DESCRIPTION OF THE TASK:
Please retype the records below exactly, leaving out any pictures.

Saved data entries
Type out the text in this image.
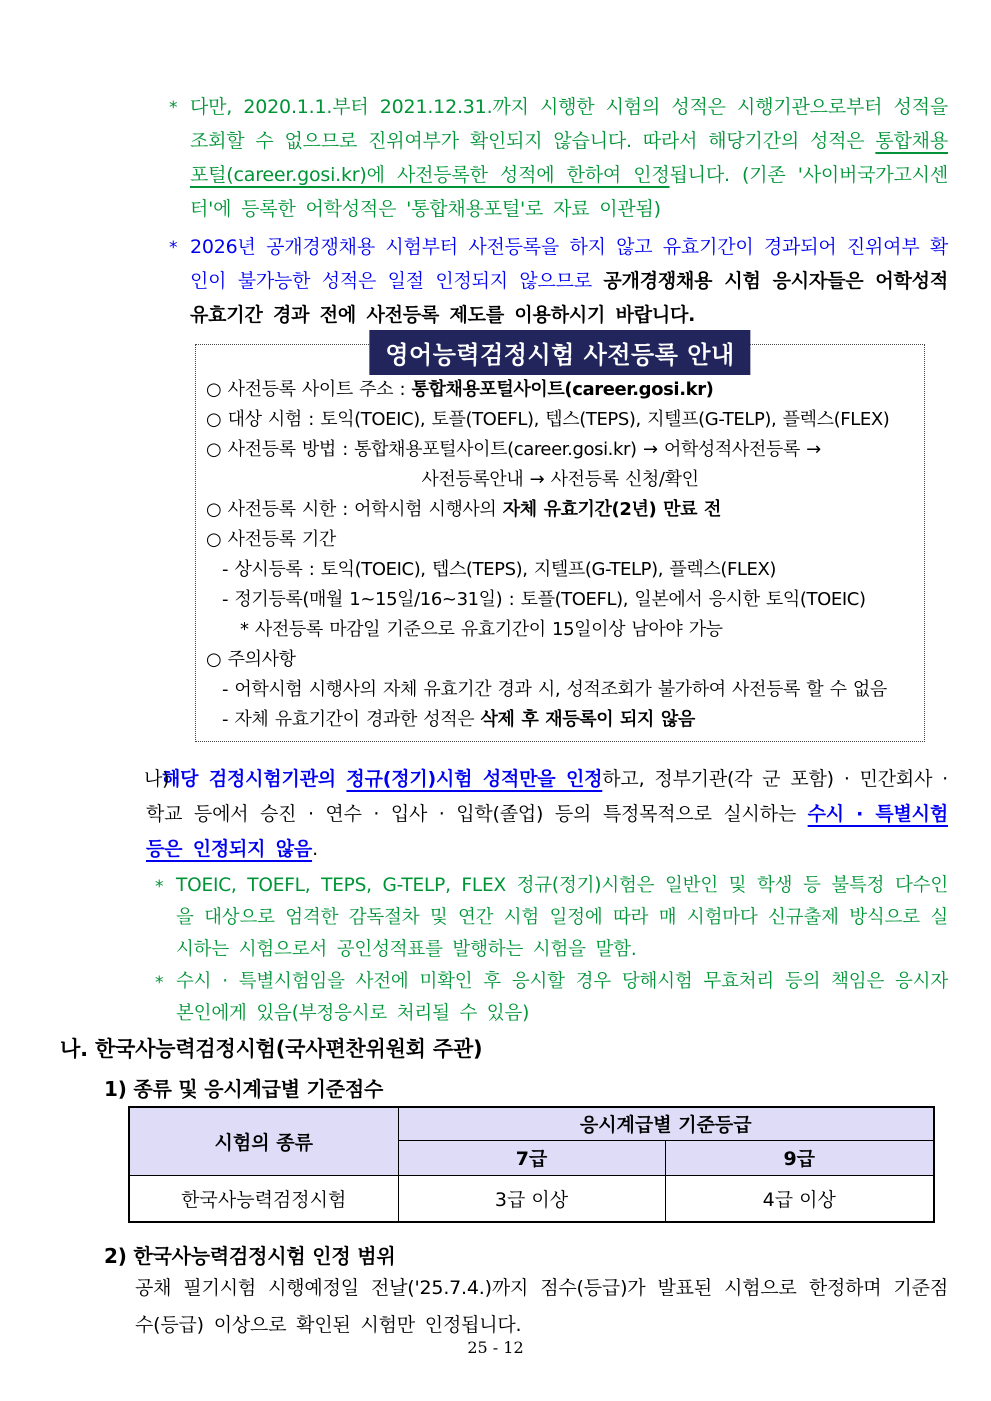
* 다만, 2020.1.1.부터 2021.12.31.까지 시행한 시험의 성적은 시행기관으로부터 성적을 조회할 수 없으므로 진위여부가 확인되지 않습니다. 따라서 해당기간의 성적은 통합채용포털(career.gosi.kr)에 사전등록한 성적에 한하여 인정됩니다. (기존 '사이버국가고시센터'에 등록한 어학성적은 '통합채용포털'로 자료 이관됨)
* 2026년 공개경쟁채용 시험부터 사전등록을 하지 않고 유효기간이 경과되어 진위여부 확인이 불가능한 성적은 일절 인정되지 않으므로 공개경쟁채용 시험 응시자들은 어학성적 유효기간 경과 전에 사전등록 제도를 이용하시기 바랍니다.
영어능력검정시험 사전등록 안내
○ 사전등록 사이트 주소 : 통합채용포털사이트(career.gosi.kr)
○ 대상 시험 : 토익(TOEIC), 토플(TOEFL), 텝스(TEPS), 지텔프(G-TELP), 플렉스(FLEX)
○ 사전등록 방법 : 통합채용포털사이트(career.gosi.kr) → 어학성적사전등록 →
사전등록안내 → 사전등록 신청/확인
○ 사전등록 시한 : 어학시험 시행사의 자체 유효기간(2년) 만료 전
○ 사전등록 기간
- 상시등록 : 토익(TOEIC), 텝스(TEPS), 지텔프(G-TELP), 플렉스(FLEX)
- 정기등록(매월 1~15일/16~31일) : 토플(TOEFL), 일본에서 응시한 토익(TOEIC)
* 사전등록 마감일 기준으로 유효기간이 15일이상 남아야 가능
○ 주의사항
- 어학시험 시행사의 자체 유효기간 경과 시, 성적조회가 불가하여 사전등록 할 수 없음
- 자체 유효기간이 경과한 성적은 삭제 후 재등록이 되지 않음
나)
해당 검정시험기관의 정규(정기)시험 성적만을 인정하고, 정부기관(각 군 포함) · 민간회사 · 학교 등에서 승진 · 연수 · 입사 · 입학(졸업) 등의 특정목적으로 실시하는 수시 · 특별시험 등은 인정되지 않음.
* TOEIC, TOEFL, TEPS, G-TELP, FLEX 정규(정기)시험은 일반인 및 학생 등 불특정 다수인을 대상으로 엄격한 감독절차 및 연간 시험 일정에 따라 매 시험마다 신규출제 방식으로 실시하는 시험으로서 공인성적표를 발행하는 시험을 말함.
* 수시 · 특별시험임을 사전에 미확인 후 응시할 경우 당해시험 무효처리 등의 책임은 응시자 본인에게 있음(부정응시로 처리될 수 있음)
나. 한국사능력검정시험(국사편찬위원회 주관)
1) 종류 및 응시계급별 기준점수
시험의 종류	응시계급별 기준등급	
	7급	9급
한국사능력검정시험	3급 이상	4급 이상
2) 한국사능력검정시험 인정 범위
공채 필기시험 시행예정일 전날('25.7.4.)까지 점수(등급)가 발표된 시험으로 한정하며 기준점수(등급) 이상으로 확인된 시험만 인정됩니다.
25 - 12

OUTPUT BELOW:
Type out the text in this image.
* 다만, 2020.1.1.부터 2021.12.31.까지 시행한 시험의 성적은 시행기관으로부터 성적을 조회할 수 없으므로 진위여부가 확인되지 않습니다. 따라서 해당기간의 성적은 통합채용포털(career.gosi.kr)에 사전등록한 성적에 한하여 인정됩니다. (기존 '사이버국가고시센터'에 등록한 어학성적은 '통합채용포털'로 자료 이관됨)
* 2026년 공개경쟁채용 시험부터 사전등록을 하지 않고 유효기간이 경과되어 진위여부 확인이 불가능한 성적은 일절 인정되지 않으므로 공개경쟁채용 시험 응시자들은 어학성적 유효기간 경과 전에 사전등록 제도를 이용하시기 바랍니다.
영어능력검정시험 사전등록 안내
○ 사전등록 사이트 주소 : 통합채용포털사이트(career.gosi.kr)
○ 대상 시험 : 토익(TOEIC), 토플(TOEFL), 텝스(TEPS), 지텔프(G-TELP), 플렉스(FLEX)
○ 사전등록 방법 : 통합채용포털사이트(career.gosi.kr) → 어학성적사전등록 →
사전등록안내 → 사전등록 신청/확인
○ 사전등록 시한 : 어학시험 시행사의 자체 유효기간(2년) 만료 전
○ 사전등록 기간
- 상시등록 : 토익(TOEIC), 텝스(TEPS), 지텔프(G-TELP), 플렉스(FLEX)
- 정기등록(매월 1~15일/16~31일) : 토플(TOEFL), 일본에서 응시한 토익(TOEIC)
* 사전등록 마감일 기준으로 유효기간이 15일이상 남아야 가능
○ 주의사항
- 어학시험 시행사의 자체 유효기간 경과 시, 성적조회가 불가하여 사전등록 할 수 없음
- 자체 유효기간이 경과한 성적은 삭제 후 재등록이 되지 않음
나)
해당 검정시험기관의 정규(정기)시험 성적만을 인정하고, 정부기관(각 군 포함) · 민간회사 · 학교 등에서 승진 · 연수 · 입사 · 입학(졸업) 등의 특정목적으로 실시하는 수시 · 특별시험 등은 인정되지 않음.
* TOEIC, TOEFL, TEPS, G-TELP, FLEX 정규(정기)시험은 일반인 및 학생 등 불특정 다수인을 대상으로 엄격한 감독절차 및 연간 시험 일정에 따라 매 시험마다 신규출제 방식으로 실시하는 시험으로서 공인성적표를 발행하는 시험을 말함.
* 수시 · 특별시험임을 사전에 미확인 후 응시할 경우 당해시험 무효처리 등의 책임은 응시자 본인에게 있음(부정응시로 처리될 수 있음)
나. 한국사능력검정시험(국사편찬위원회 주관)
1) 종류 및 응시계급별 기준점수
시험의 종류	응시계급별 기준등급	
	7급	9급
한국사능력검정시험	3급 이상	4급 이상
2) 한국사능력검정시험 인정 범위
공채 필기시험 시행예정일 전날('25.7.4.)까지 점수(등급)가 발표된 시험으로 한정하며 기준점수(등급) 이상으로 확인된 시험만 인정됩니다.
25 - 12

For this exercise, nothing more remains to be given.